■ **WORK REQUIRED**
Scan the lines below for the word "structured". Copy each line you find it in.

■ **EXCERPTED RECORDS**
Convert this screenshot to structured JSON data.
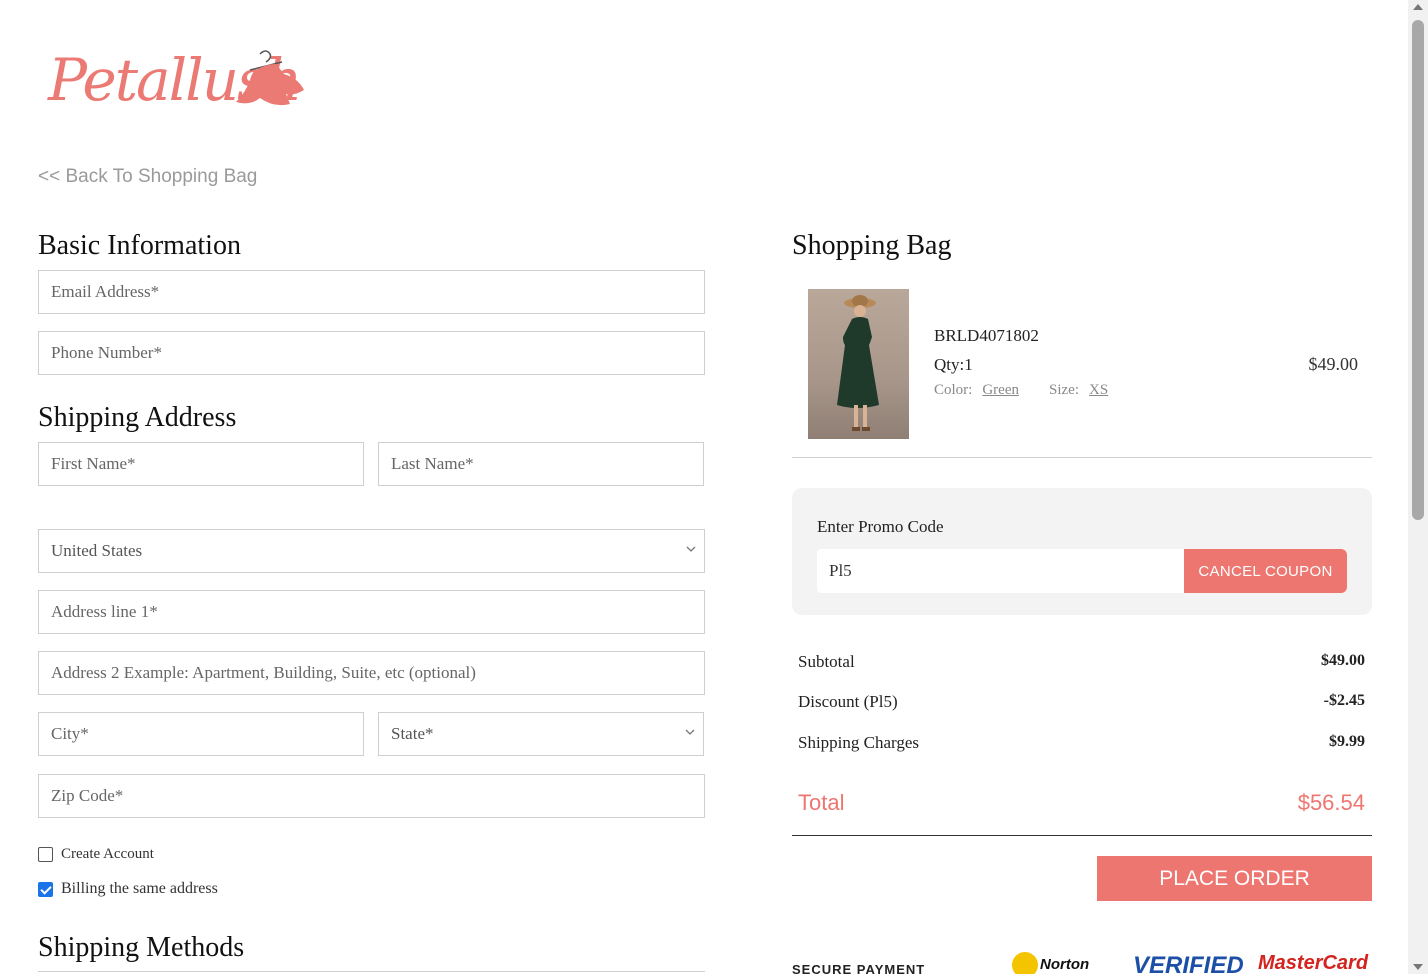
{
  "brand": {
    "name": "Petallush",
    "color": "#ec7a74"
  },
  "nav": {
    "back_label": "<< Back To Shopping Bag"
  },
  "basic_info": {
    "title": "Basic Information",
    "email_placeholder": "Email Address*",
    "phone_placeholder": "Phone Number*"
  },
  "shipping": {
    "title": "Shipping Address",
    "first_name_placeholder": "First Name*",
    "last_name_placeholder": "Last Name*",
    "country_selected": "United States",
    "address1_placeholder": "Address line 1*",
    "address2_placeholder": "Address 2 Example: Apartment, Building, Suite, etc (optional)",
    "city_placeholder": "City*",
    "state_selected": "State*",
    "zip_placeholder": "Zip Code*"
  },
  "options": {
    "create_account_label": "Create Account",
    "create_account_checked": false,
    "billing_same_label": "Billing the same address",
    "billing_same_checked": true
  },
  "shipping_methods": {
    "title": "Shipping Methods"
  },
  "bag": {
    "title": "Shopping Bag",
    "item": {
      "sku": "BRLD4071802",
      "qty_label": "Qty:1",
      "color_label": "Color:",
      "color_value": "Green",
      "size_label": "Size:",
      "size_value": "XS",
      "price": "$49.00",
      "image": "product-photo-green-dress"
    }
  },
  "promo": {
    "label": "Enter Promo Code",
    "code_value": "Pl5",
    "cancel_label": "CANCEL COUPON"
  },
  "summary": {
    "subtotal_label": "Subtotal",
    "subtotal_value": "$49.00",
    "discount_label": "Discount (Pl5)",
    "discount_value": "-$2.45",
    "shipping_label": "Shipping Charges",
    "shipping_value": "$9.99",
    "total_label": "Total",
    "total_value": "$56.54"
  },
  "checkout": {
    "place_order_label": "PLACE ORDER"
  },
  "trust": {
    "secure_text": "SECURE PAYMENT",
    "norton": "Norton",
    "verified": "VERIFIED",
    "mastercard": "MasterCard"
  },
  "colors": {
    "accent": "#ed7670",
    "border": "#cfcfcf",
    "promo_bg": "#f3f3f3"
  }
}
...
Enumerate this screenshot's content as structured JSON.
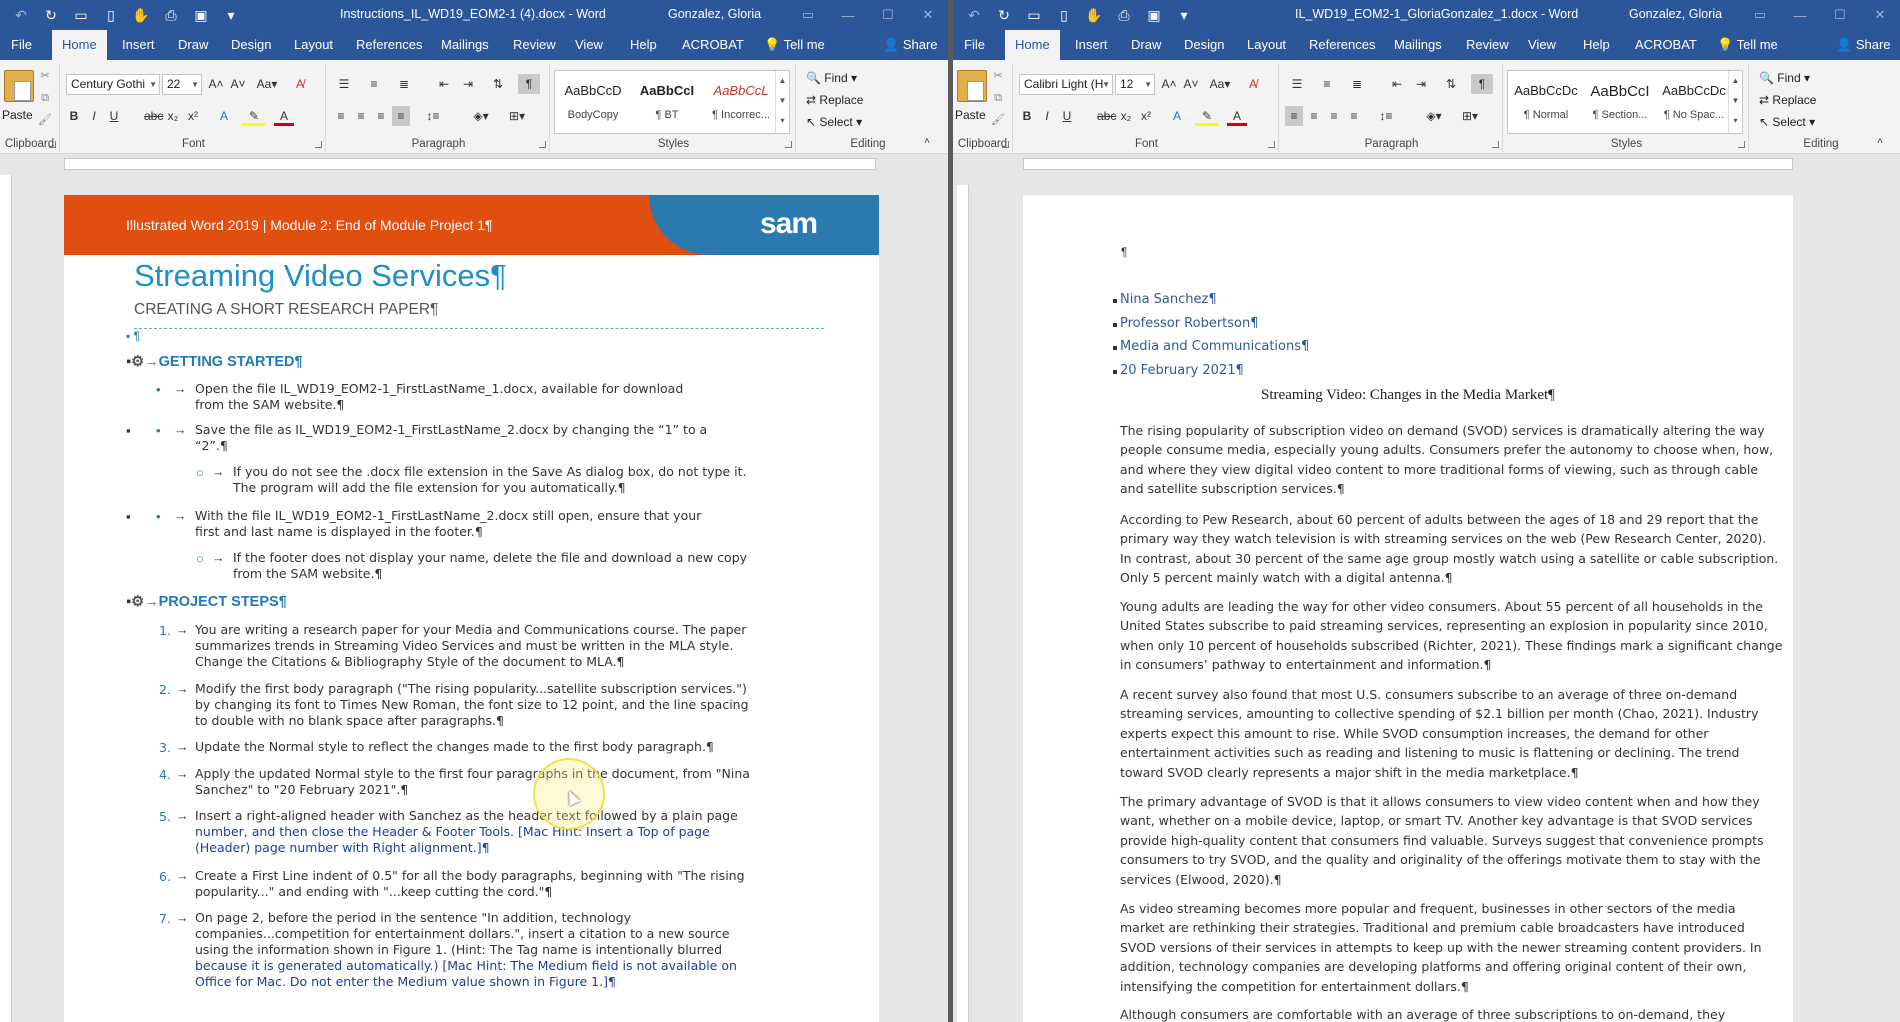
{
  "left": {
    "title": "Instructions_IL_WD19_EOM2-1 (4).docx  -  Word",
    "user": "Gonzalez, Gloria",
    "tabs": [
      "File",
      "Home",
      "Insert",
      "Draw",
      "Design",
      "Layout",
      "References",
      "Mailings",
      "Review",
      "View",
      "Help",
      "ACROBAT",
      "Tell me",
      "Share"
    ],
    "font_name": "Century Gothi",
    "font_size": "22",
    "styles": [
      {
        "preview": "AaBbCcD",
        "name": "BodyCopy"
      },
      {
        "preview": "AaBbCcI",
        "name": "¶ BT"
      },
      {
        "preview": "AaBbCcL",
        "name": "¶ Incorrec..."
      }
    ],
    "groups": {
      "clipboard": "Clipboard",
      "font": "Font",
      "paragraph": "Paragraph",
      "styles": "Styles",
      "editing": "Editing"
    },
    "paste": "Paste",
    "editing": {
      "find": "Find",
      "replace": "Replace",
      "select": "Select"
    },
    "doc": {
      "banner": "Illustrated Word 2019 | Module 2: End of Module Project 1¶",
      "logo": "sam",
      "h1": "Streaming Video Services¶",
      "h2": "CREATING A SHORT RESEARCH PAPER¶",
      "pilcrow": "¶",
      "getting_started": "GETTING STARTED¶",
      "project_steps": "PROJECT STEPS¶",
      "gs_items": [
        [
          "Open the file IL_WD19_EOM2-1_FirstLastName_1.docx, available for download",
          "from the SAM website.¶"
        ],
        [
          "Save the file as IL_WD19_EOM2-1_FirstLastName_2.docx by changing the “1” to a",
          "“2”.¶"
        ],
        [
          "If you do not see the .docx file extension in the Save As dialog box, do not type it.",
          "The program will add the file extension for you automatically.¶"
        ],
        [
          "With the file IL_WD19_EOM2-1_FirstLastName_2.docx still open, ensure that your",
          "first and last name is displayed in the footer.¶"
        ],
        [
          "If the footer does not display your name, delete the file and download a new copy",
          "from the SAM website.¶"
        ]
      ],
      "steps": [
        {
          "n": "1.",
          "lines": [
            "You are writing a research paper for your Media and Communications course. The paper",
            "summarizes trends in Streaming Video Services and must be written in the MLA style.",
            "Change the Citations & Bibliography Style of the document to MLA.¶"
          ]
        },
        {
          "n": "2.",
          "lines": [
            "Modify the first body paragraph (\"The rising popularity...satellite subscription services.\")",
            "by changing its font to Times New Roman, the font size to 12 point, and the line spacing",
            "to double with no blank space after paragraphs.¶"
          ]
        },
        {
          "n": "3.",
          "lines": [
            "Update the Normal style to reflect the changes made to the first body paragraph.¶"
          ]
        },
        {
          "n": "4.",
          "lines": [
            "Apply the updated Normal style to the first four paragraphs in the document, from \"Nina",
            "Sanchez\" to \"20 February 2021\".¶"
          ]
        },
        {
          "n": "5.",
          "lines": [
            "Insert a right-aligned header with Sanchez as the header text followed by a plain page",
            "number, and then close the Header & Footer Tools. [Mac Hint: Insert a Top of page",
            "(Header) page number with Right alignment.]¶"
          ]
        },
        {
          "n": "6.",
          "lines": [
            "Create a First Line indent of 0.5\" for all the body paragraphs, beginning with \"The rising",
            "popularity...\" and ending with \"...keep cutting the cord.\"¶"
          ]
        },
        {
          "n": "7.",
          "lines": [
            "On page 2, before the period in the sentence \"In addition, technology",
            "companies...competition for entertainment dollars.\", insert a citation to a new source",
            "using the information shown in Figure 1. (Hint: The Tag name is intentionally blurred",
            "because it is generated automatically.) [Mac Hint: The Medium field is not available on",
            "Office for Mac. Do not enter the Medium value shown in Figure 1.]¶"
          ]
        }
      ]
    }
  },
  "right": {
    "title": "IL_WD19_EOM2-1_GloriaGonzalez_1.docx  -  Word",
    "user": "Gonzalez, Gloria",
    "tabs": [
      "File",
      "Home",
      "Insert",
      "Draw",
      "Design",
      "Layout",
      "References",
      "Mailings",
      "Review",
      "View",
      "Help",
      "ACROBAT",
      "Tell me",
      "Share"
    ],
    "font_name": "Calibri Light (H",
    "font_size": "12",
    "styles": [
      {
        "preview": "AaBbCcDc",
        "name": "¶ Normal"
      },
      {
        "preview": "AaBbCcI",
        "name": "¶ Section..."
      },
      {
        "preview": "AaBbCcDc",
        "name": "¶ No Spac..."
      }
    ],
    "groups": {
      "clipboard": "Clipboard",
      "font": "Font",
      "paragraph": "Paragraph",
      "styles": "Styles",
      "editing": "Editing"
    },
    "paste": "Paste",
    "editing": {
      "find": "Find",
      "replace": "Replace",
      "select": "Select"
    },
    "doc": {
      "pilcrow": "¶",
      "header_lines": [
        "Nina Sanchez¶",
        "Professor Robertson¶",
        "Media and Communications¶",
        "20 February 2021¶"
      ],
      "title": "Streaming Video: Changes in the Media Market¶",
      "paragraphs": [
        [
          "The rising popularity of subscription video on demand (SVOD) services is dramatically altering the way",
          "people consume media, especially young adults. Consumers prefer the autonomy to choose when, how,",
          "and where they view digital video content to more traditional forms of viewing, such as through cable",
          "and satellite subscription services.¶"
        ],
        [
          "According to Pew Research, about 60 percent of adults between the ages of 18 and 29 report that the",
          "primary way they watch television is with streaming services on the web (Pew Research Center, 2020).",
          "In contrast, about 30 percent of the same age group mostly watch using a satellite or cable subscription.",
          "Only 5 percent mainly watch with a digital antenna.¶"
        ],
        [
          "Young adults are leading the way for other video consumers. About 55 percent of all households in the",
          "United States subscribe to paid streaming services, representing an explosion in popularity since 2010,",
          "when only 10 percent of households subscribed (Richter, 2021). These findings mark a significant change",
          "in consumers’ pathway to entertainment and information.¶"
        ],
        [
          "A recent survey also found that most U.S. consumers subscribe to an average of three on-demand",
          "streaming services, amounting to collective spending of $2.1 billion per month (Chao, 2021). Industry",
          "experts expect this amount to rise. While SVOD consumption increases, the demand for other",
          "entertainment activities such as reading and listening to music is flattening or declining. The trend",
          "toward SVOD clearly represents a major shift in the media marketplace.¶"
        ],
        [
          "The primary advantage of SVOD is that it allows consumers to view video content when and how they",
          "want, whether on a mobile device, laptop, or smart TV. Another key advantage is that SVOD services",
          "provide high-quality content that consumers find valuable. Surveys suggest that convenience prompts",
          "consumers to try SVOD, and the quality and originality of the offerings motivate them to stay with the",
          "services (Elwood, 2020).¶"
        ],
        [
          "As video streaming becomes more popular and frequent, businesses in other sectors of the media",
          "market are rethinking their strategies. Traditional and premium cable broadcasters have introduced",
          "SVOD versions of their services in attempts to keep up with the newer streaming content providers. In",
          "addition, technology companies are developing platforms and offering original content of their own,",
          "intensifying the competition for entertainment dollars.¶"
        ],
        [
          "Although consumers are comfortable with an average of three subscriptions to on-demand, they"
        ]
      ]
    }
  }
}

■ **WRITTEN SOLUTION**
Convert this screenshot to structured JSON data.
Enumerate this screenshot's content as structured JSON.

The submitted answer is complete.